Directive:
Say how many lines contain "Nguyễn", using only the number.

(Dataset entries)
** begin **

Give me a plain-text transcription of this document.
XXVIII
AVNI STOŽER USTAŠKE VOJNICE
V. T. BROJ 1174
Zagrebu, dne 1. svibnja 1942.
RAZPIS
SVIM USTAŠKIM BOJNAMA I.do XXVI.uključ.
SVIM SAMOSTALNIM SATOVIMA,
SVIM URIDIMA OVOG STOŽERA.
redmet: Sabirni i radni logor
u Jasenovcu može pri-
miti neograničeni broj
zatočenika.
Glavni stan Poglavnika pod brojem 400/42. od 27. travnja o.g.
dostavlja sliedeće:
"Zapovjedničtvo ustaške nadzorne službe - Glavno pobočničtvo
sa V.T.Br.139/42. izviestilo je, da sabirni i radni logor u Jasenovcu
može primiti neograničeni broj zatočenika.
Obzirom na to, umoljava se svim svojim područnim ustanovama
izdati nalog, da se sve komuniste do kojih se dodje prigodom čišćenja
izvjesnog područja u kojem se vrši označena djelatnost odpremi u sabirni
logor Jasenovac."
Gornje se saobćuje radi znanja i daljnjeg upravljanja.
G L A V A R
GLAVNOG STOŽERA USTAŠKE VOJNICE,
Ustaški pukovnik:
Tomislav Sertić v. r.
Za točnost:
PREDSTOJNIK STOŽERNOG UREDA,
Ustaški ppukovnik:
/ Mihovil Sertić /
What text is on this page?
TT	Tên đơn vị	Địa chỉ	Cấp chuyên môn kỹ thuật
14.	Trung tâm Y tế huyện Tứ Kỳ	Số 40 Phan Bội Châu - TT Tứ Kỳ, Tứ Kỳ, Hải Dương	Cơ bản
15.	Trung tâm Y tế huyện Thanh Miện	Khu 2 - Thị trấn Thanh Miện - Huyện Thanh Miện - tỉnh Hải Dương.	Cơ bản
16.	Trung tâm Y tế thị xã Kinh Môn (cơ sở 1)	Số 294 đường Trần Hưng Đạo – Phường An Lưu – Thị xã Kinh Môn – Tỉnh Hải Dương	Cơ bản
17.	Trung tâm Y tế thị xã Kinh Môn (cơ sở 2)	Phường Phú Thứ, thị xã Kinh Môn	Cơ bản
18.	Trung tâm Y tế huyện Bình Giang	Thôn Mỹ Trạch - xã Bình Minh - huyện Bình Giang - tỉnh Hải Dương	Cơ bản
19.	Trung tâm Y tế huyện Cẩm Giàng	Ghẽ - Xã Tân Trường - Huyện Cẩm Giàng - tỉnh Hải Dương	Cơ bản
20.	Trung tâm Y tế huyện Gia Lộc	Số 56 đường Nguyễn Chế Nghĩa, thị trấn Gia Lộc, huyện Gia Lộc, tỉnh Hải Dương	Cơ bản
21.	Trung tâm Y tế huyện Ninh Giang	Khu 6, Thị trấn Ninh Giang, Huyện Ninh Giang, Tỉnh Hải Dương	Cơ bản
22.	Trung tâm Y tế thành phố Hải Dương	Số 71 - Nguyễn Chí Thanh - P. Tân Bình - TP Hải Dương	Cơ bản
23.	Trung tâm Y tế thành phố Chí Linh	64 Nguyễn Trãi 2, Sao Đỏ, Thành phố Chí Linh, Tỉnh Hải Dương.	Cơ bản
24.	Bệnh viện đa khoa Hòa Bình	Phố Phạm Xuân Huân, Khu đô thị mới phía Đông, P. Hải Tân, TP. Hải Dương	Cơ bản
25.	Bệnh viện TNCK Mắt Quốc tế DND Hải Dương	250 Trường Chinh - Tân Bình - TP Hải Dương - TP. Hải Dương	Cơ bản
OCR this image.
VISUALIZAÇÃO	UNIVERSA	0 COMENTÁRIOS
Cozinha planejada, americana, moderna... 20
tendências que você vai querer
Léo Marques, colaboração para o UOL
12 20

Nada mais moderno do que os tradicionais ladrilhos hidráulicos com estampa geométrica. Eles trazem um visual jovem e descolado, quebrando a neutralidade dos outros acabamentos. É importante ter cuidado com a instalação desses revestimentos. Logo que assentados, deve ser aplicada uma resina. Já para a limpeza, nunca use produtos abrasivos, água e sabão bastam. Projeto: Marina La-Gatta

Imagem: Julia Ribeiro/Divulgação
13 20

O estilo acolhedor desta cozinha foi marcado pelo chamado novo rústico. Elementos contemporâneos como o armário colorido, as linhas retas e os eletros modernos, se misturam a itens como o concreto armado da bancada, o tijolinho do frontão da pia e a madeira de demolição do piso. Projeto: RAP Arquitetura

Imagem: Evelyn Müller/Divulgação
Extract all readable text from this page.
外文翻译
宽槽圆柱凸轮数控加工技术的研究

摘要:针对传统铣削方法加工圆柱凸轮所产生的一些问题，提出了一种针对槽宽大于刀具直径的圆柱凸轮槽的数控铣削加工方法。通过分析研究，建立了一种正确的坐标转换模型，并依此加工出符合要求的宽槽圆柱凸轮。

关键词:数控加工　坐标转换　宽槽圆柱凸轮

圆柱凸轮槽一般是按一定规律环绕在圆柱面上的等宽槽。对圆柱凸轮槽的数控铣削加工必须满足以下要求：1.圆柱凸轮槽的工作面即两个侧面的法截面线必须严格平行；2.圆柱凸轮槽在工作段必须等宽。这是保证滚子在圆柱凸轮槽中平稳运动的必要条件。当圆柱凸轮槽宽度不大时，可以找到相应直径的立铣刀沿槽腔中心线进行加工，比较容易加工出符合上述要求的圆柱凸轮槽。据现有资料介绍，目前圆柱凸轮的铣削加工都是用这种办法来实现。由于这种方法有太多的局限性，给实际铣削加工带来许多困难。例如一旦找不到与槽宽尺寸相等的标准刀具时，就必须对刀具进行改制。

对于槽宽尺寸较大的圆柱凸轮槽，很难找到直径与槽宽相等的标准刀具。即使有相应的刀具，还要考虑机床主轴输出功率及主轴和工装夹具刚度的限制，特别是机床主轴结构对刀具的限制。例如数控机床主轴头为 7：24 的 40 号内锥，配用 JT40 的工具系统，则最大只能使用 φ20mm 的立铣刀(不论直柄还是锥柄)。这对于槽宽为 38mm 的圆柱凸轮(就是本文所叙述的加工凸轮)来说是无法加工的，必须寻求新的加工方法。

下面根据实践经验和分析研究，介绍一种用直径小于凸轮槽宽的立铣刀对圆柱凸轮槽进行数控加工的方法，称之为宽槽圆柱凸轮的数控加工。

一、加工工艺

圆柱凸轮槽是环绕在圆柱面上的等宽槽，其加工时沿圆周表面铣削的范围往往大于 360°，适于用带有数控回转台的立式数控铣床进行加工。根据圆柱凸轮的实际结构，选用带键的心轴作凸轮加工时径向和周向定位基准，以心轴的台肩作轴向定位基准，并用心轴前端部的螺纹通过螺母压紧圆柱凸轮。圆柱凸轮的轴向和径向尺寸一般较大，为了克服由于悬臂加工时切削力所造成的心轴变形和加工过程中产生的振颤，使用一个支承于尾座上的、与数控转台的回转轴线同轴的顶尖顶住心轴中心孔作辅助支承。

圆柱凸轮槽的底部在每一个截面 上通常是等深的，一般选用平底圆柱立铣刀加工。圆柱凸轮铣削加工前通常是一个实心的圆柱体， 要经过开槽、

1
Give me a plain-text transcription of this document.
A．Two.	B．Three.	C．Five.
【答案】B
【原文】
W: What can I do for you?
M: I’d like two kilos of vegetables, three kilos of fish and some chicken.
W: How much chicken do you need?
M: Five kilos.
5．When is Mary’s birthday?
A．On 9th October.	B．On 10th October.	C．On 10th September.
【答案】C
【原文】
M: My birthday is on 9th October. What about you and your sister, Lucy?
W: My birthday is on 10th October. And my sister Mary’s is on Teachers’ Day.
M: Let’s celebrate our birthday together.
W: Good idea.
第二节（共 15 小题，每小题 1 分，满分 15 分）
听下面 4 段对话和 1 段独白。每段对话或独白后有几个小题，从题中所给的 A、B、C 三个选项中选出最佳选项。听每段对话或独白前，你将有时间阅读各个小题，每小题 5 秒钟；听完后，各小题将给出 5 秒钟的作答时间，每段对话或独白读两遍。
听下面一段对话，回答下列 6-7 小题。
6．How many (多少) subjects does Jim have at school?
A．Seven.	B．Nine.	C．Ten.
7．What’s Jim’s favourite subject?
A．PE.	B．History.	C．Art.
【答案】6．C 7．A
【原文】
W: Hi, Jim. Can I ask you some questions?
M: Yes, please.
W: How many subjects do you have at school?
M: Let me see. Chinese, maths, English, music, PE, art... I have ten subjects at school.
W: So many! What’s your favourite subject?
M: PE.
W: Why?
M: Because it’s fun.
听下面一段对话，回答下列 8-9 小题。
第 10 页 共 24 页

** end **

Solution below:
3